++++ Provided material

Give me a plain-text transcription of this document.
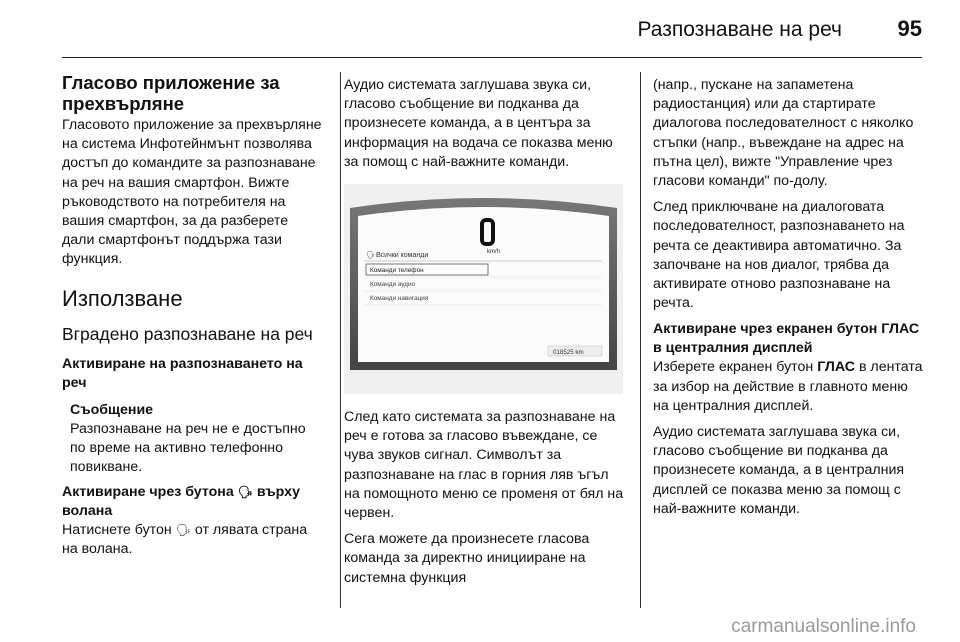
Разпознаване на реч	95
Гласово приложение за прехвърляне

Гласовото приложение за прехвърляне на система Инфотейнмънт позволява достъп до командите за разпознаване на реч на вашия смартфон. Вижте ръководството на потребителя на вашия смартфон, за да разберете дали смартфонът поддържа тази функция.

Използване
Вградено разпознаване на реч
Активиране на разпознаването на реч
Съобщение
Разпознаване на реч не е достъпно по време на активно телефонно повикване.
Активиране чрез бутона 🗣︎ върху волана

Натиснете бутон 🗣︎ от лявата страна на волана.

Аудио системата заглушава звука си, гласово съобщение ви подканва да произнесете команда, а в центъра за информация на водача се показва меню за помощ с най-важните команди.

km/h
🗣︎ Всички команди
Команди телефон
Команди аудио
Команди навигация
018525 km

След като системата за разпознаване на реч е готова за гласово въвеждане, се чува звуков сигнал. Символът за разпознаване на глас в горния ляв ъгъл на помощното меню се променя от бял на червен.

Сега можете да произнесете гласова команда за директно иницииране на системна функция

(напр., пускане на запаметена радиостанция) или да стартирате диалогова последователност с няколко стъпки (напр., въвеждане на адрес на пътна цел), вижте "Управление чрез гласови команди" по-долу.

След приключване на диалоговата последователност, разпознаването на речта се деактивира автоматично. За започване на нов диалог, трябва да активирате отново разпознаване на речта.

Активиране чрез екранен бутон ГЛАС в централния дисплей

Изберете екранен бутон ГЛАС в лентата за избор на действие в главното меню на централния дисплей.

Аудио системата заглушава звука си, гласово съобщение ви подканва да произнесете команда, а в централния дисплей се показва меню за помощ с най-важните команди.

carmanualsonline.info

++++++++

#### Work to complete
From the records, copy every line that has the string "Активиране" in it.

#### Full solution
Активиране на разпознаването на реч
Активиране чрез бутона 🗣︎ върху волана
Активиране чрез екранен бутон ГЛАС в централния дисплей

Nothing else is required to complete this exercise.